Pictures in the listing should not be copied. Reproduce, word for word, each line from the one holding "Output the text content of this document." through the final line.

═══ Data for this exercise

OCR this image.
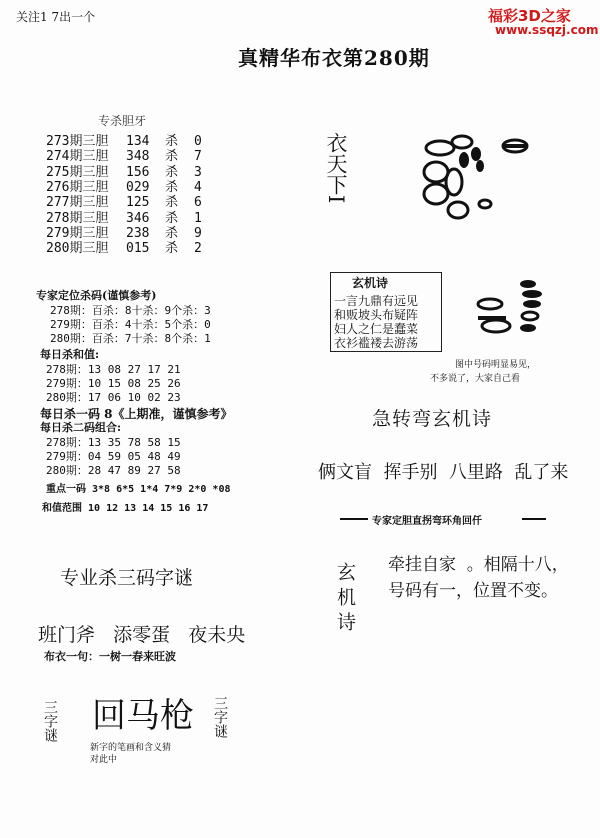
福彩3D之家
www.ssqzj.com
关注1 7出一个
真精华布衣第280期
专杀胆牙
273期三胆 134 杀 0
274期三胆 348 杀 7
275期三胆 156 杀 3
276期三胆 029 杀 4
277期三胆 125 杀 6
278期三胆 346 杀 1
279期三胆 238 杀 9
280期三胆 015 杀 2
专家定位杀码(谨慎参考)
278期：百杀：8十杀：9个杀：3
279期：百杀：4十杀：5个杀：0
280期：百杀：7十杀：8个杀：1
每日杀和值:
278期：13 08 27 17 21
279期：10 15 08 25 26
280期：17 06 10 02 23
每日杀一码 8《上期准，谨慎参考》
每日杀二码组合:
278期：13 35 78 58 15
279期：04 59 05 48 49
280期：28 47 89 27 58
重点一码 3*8 6*5 1*4 7*9 2*0 *08
和值范围 10 12 13 14 15 16 17
专业杀三码字谜
班门斧   添零蛋   夜未央
布衣一句：一树一春来旺波
三字谜 回马枪 三字谜
新字的笔画和含义猜
对此中
衣天下I
玄机诗
一言九鼎有远见
和贩坡头布疑阵
妇人之仁是蠢菜
衣衫褴褛去游荡
图中号码明显易见，
不多说了，大家自己看
急转弯玄机诗
俩文盲  挥手别  八里路  乱了来
专家定胆直拐弯环角回仟
玄机诗 牵挂自家  。相隔十八，
号码有一，位置不变。
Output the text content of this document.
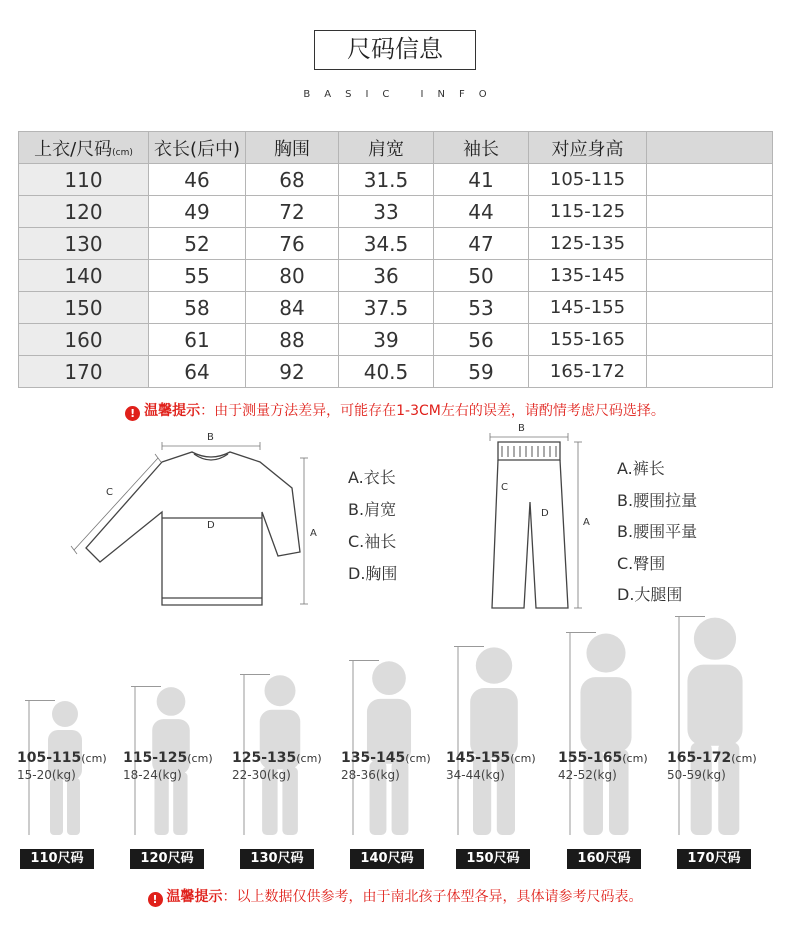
尺码信息
BASIC INFO
上衣/尺码(cm)	衣长(后中)	胸围	肩宽	袖长	对应身高	
110	46	68	31.5	41	105-115	
120	49	72	33	44	115-125	
130	52	76	34.5	47	125-135	
140	55	80	36	50	135-145	
150	58	84	37.5	53	145-155	
160	61	88	39	56	155-165	
170	64	92	40.5	59	165-172	
! 温馨提示：由于测量方法差异，可能存在1-3CM左右的误差，请酌情考虑尺码选择。
B
A
C
D
A.衣长
B.肩宽
C.袖长
D.胸围
B
A
C
D
A.裤长
B.腰围拉量
B.腰围平量
C.臀围
D.大腿围
105-115(cm)
15-20(kg)
110尺码
115-125(cm)
18-24(kg)
120尺码
125-135(cm)
22-30(kg)
130尺码
135-145(cm)
28-36(kg)
140尺码
145-155(cm)
34-44(kg)
150尺码
155-165(cm)
42-52(kg)
160尺码
165-172(cm)
50-59(kg)
170尺码
! 温馨提示：以上数据仅供参考，由于南北孩子体型各异，具体请参考尺码表。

══════

- **The reply**:
Output the text content of this document.
尺码信息
BASIC INFO
上衣/尺码(cm)	衣长(后中)	胸围	肩宽	袖长	对应身高	
110	46	68	31.5	41	105-115	
120	49	72	33	44	115-125	
130	52	76	34.5	47	125-135	
140	55	80	36	50	135-145	
150	58	84	37.5	53	145-155	
160	61	88	39	56	155-165	
170	64	92	40.5	59	165-172	
! 温馨提示：由于测量方法差异，可能存在1-3CM左右的误差，请酌情考虑尺码选择。
B
A
C
D
A.衣长
B.肩宽
C.袖长
D.胸围
B
A
C
D
A.裤长
B.腰围拉量
B.腰围平量
C.臀围
D.大腿围
105-115(cm)
15-20(kg)
110尺码
115-125(cm)
18-24(kg)
120尺码
125-135(cm)
22-30(kg)
130尺码
135-145(cm)
28-36(kg)
140尺码
145-155(cm)
34-44(kg)
150尺码
155-165(cm)
42-52(kg)
160尺码
165-172(cm)
50-59(kg)
170尺码
! 温馨提示：以上数据仅供参考，由于南北孩子体型各异，具体请参考尺码表。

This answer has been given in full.